(Recorded data)
********
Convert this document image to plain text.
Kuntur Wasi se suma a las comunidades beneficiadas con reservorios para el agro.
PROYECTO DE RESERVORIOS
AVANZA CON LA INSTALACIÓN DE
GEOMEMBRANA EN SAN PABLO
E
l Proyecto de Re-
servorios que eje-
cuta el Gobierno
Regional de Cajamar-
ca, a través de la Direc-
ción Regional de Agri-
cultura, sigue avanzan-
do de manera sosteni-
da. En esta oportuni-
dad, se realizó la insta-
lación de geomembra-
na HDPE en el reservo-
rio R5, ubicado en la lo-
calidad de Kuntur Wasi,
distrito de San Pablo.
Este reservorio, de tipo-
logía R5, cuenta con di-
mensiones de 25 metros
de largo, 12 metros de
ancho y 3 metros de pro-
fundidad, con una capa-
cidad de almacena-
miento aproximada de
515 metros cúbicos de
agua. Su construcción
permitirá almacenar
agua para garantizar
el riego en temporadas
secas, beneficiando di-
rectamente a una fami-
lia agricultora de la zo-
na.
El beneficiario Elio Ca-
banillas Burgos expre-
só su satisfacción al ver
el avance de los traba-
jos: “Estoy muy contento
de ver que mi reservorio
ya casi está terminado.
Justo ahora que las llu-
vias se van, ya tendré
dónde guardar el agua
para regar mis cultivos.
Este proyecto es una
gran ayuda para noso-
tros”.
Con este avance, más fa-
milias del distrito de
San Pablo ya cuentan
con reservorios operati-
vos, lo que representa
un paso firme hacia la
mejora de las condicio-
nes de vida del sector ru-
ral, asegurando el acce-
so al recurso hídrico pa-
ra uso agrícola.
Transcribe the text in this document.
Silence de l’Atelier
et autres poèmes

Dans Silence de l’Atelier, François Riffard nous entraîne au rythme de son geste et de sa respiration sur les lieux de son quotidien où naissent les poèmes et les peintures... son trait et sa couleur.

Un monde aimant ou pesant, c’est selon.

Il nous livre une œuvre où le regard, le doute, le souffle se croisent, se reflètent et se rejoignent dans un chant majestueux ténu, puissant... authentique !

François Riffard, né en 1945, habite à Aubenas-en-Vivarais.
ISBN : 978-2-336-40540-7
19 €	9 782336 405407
********
## PROBLEM DETAILS
From the line holding "Transcribe the text in this document." through the last line above, reproduce each line exactly and add nothing.

## WORKED ANSWER
Transcribe the text in this document.
Silence de l’Atelier
et autres poèmes

Dans Silence de l’Atelier, François Riffard nous entraîne au rythme de son geste et de sa respiration sur les lieux de son quotidien où naissent les poèmes et les peintures... son trait et sa couleur.

Un monde aimant ou pesant, c’est selon.

Il nous livre une œuvre où le regard, le doute, le souffle se croisent, se reflètent et se rejoignent dans un chant majestueux ténu, puissant... authentique !

François Riffard, né en 1945, habite à Aubenas-en-Vivarais.
ISBN : 978-2-336-40540-7
19 €	9 782336 405407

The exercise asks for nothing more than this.